Dataset records:
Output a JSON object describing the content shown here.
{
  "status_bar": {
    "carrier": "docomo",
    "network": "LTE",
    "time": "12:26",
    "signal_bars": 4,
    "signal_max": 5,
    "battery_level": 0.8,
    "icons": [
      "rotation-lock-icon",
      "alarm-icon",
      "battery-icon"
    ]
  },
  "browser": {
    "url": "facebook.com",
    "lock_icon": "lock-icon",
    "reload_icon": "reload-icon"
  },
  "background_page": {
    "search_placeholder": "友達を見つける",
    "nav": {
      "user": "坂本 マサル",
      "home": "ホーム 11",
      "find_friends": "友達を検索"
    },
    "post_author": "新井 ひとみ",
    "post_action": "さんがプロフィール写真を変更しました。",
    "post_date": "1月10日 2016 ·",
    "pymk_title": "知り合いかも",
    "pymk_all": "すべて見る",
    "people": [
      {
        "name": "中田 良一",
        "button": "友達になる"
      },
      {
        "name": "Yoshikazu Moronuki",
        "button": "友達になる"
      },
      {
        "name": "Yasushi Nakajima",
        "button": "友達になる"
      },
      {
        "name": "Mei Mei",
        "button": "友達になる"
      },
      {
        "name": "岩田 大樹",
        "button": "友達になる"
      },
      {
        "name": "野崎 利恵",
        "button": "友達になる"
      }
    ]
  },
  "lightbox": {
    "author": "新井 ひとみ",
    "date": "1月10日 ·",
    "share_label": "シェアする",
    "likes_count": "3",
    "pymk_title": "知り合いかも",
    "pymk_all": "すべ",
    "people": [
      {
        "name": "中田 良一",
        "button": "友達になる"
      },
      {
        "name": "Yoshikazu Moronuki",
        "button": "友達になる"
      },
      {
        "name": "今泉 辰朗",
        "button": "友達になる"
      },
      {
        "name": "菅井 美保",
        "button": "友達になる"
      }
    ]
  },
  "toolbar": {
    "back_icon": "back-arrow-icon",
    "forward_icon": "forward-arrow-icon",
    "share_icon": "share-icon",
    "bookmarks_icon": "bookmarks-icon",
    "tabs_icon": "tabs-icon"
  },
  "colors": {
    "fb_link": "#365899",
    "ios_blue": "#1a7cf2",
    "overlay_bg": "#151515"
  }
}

Given problem >>
Lines that hold the word "name" are the ones to return, every one of them.

Task response >>
        "name": "中田 良一",
        "name": "Yoshikazu Moronuki",
        "name": "Yasushi Nakajima",
        "name": "Mei Mei",
        "name": "岩田 大樹",
        "name": "野崎 利恵",
        "name": "中田 良一",
        "name": "Yoshikazu Moronuki",
        "name": "今泉 辰朗",
        "name": "菅井 美保",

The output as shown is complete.